* start ENTRIES SUPPLIED *

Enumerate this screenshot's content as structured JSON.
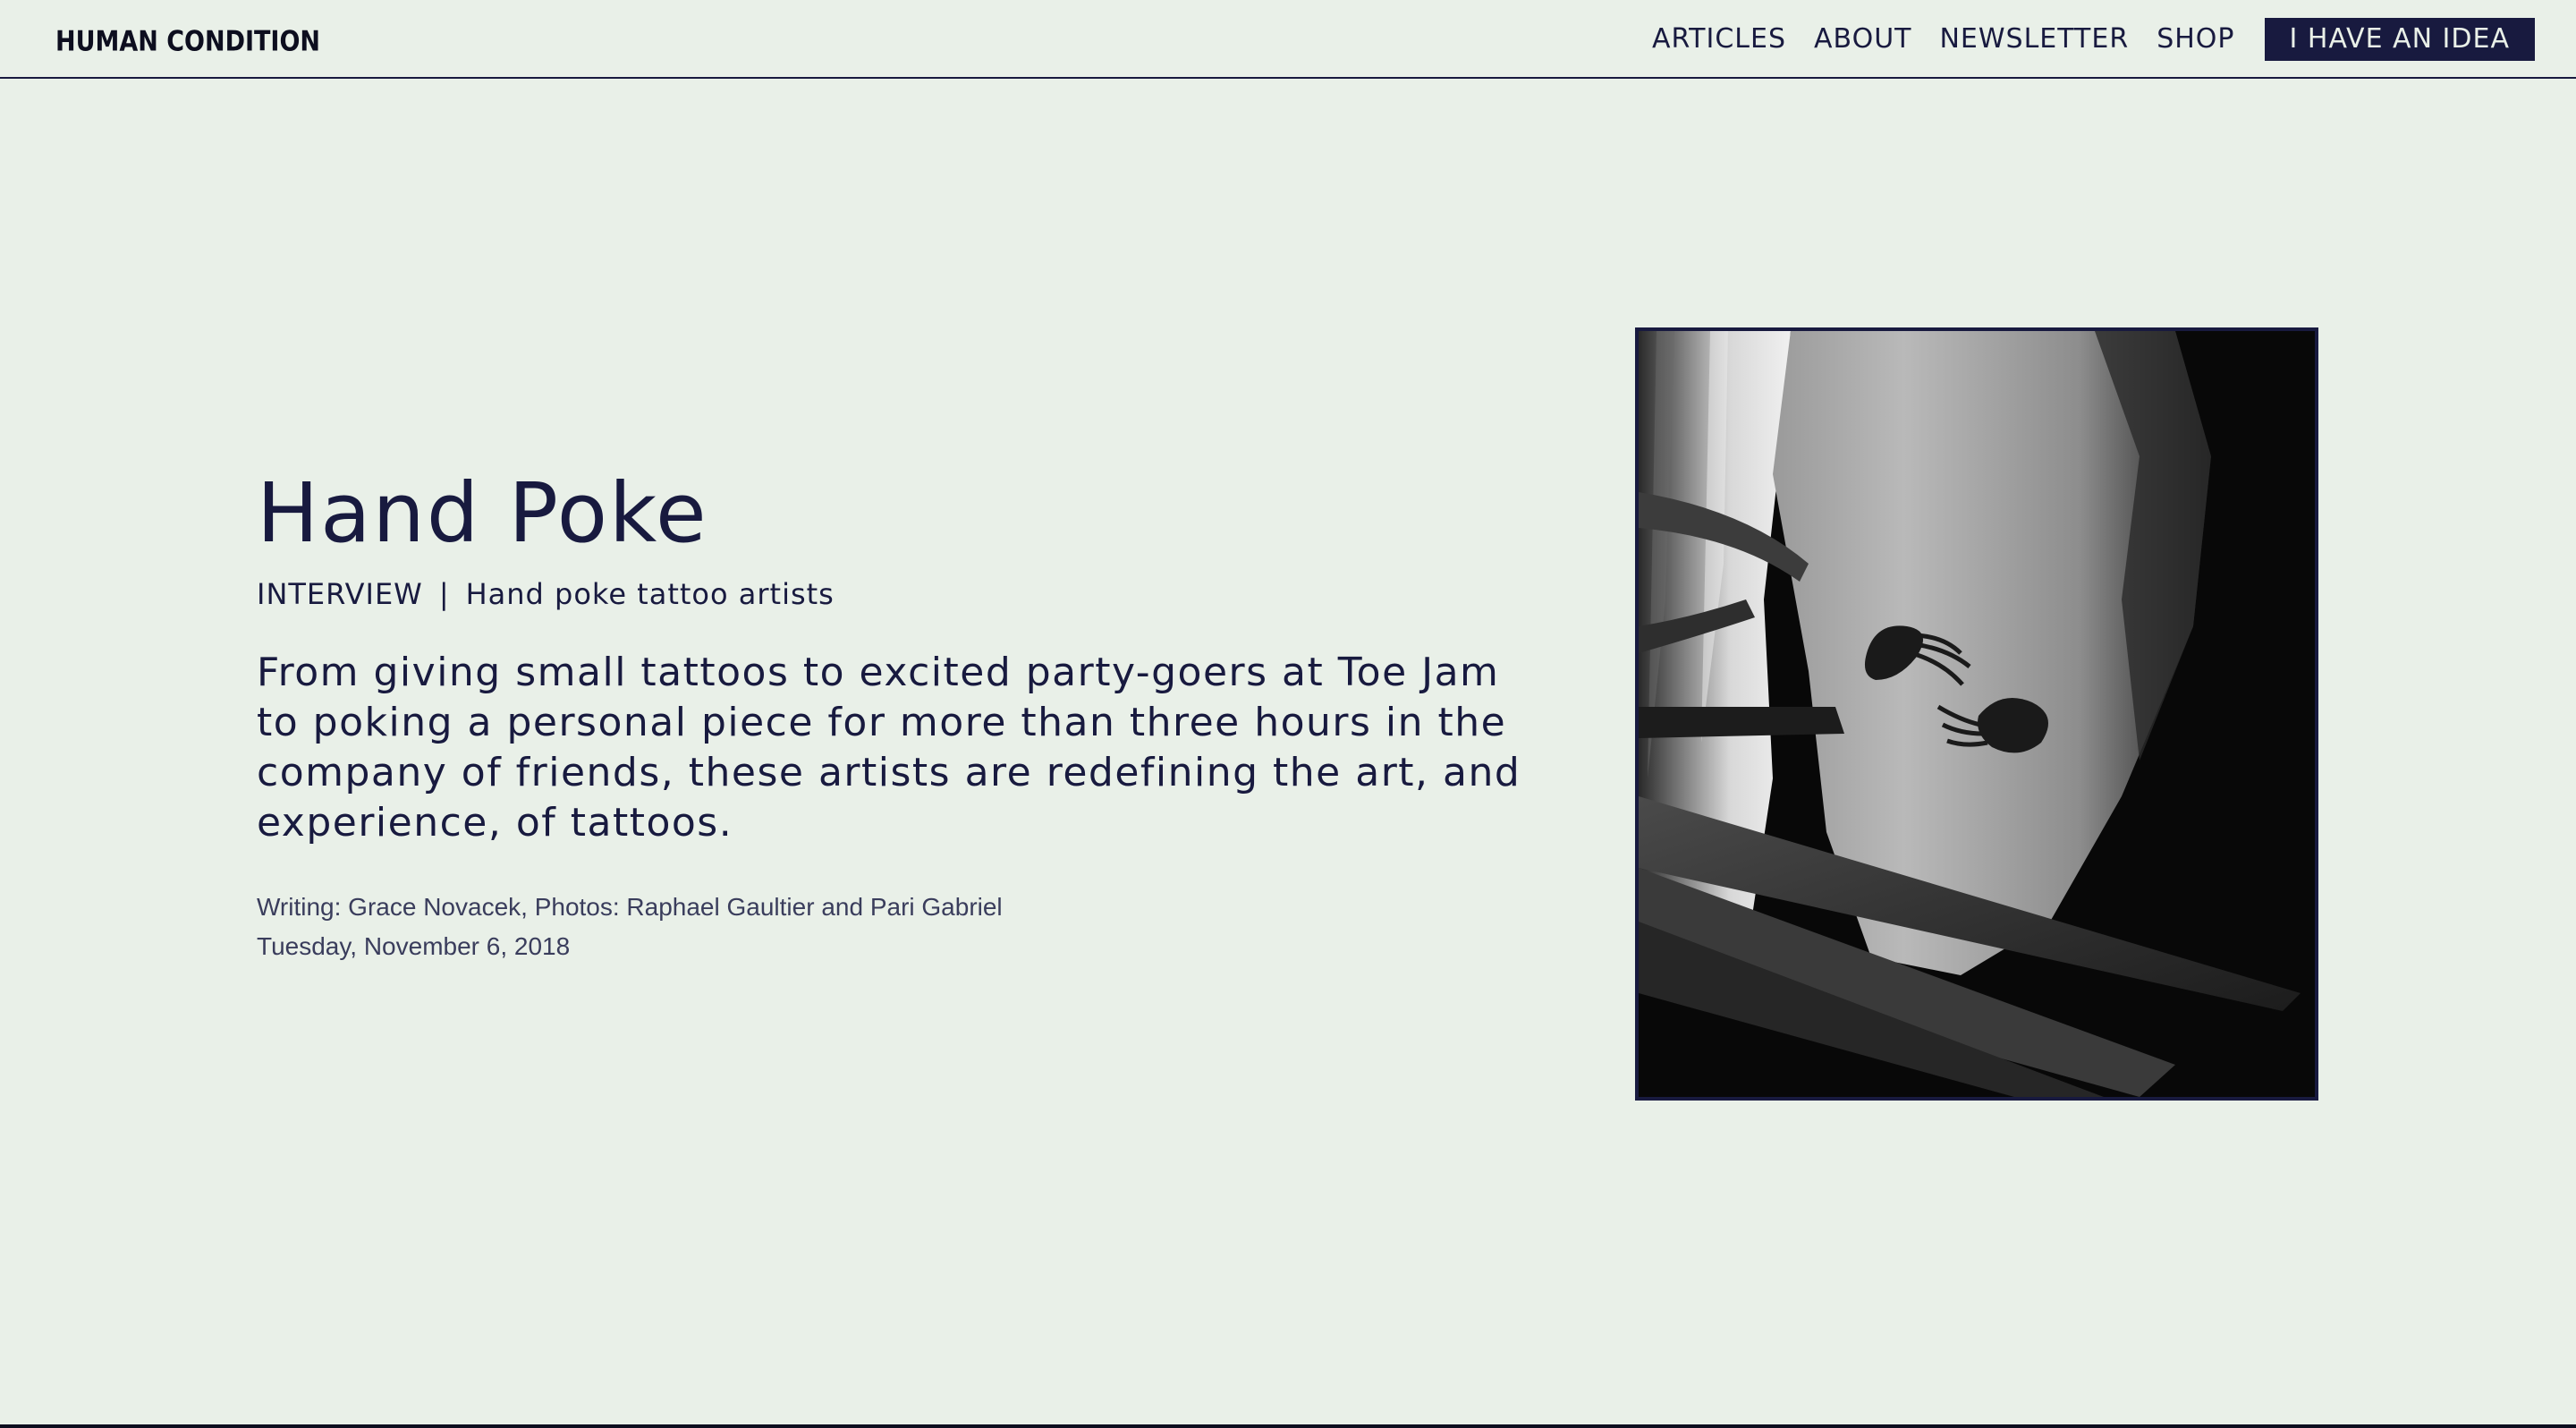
{
  "header": {
    "logo_text": "HUMAN CONDITION",
    "nav": [
      {
        "label": "ARTICLES"
      },
      {
        "label": "ABOUT"
      },
      {
        "label": "NEWSLETTER"
      },
      {
        "label": "SHOP"
      }
    ],
    "cta_label": "I HAVE AN IDEA"
  },
  "article": {
    "title": "Hand Poke",
    "category": "INTERVIEW",
    "separator": "|",
    "subtitle": "Hand poke tattoo artists",
    "dek": "From giving small tattoos to excited party-goers at Toe Jam to poking a personal piece for more than three hours in the company of friends, these artists are redefining the art, and experience, of tattoos.",
    "credits": "Writing: Grace Novacek, Photos: Raphael Gaultier and Pari Gabriel",
    "date": "Tuesday, November 6, 2018"
  },
  "colors": {
    "background": "#e9f0e8",
    "ink": "#181a3f",
    "muted": "#3a3d5c"
  }
}
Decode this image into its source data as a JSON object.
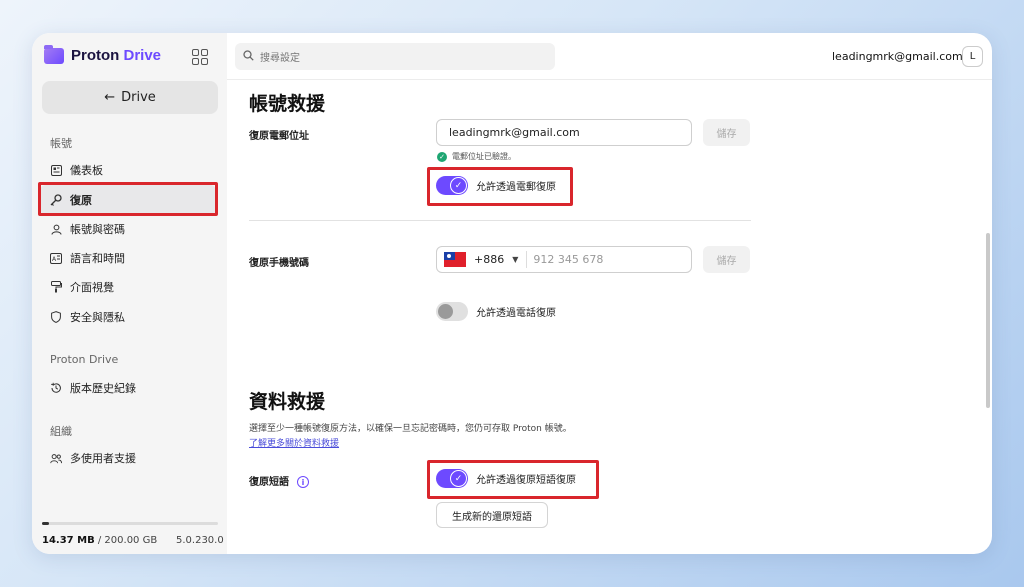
{
  "app": {
    "name_part1": "Proton",
    "name_part2": "Drive"
  },
  "sidebar": {
    "back_label": "Drive",
    "sections": [
      {
        "title": "帳號",
        "items": [
          "儀表板",
          "復原",
          "帳號與密碼",
          "語言和時間",
          "介面視覺",
          "安全與隱私"
        ]
      },
      {
        "title": "Proton Drive",
        "items": [
          "版本歷史紀錄"
        ]
      },
      {
        "title": "組織",
        "items": [
          "多使用者支援"
        ]
      }
    ],
    "active_item": "復原",
    "storage": {
      "used": "14.37 MB",
      "separator": " / ",
      "total": "200.00 GB",
      "used_fraction": 0.04
    },
    "version": "5.0.230.0"
  },
  "header": {
    "search_placeholder": "搜尋設定",
    "user_email": "leadingmrk@gmail.com",
    "avatar_letter": "L"
  },
  "account_recovery": {
    "title": "帳號救援",
    "email": {
      "label": "復原電郵位址",
      "value": "leadingmrk@gmail.com",
      "save_label": "儲存",
      "verified_text": "電郵位址已驗證。",
      "toggle_label": "允許透過電郵復原",
      "toggle_on": true
    },
    "phone": {
      "label": "復原手機號碼",
      "country_code": "+886",
      "placeholder": "912 345 678",
      "save_label": "儲存",
      "toggle_label": "允許透過電話復原",
      "toggle_on": false
    }
  },
  "data_recovery": {
    "title": "資料救援",
    "description": "選擇至少一種帳號復原方法，以確保一旦忘記密碼時，您仍可存取 Proton 帳號。",
    "learn_more": "了解更多關於資料救援",
    "phrase": {
      "label": "復原短語",
      "info_icon": "i",
      "toggle_label": "允許透過復原短語復原",
      "toggle_on": true,
      "generate_label": "生成新的還原短語"
    }
  },
  "colors": {
    "accent": "#6d4aff",
    "highlight": "#d9262c",
    "verified": "#1ea672"
  }
}
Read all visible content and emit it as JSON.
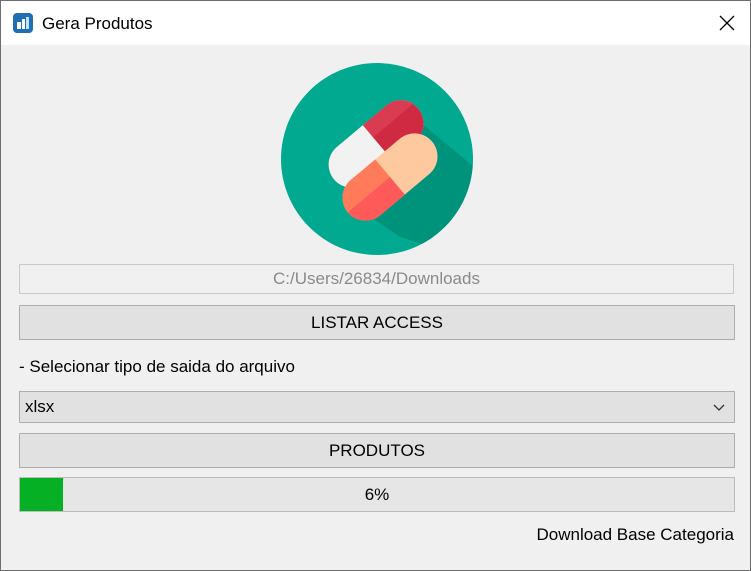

* end ENTRIES SUPPLIED *

## PROMPT:
Copy each line of the data that contains the word "Proton".

## EXERCISE OUTPUT:
    "name_part1": "Proton",
        "title": "Proton Drive",
    "description": "選擇至少一種帳號復原方法，以確保一旦忘記密碼時，您仍可存取 Proton 帳號。",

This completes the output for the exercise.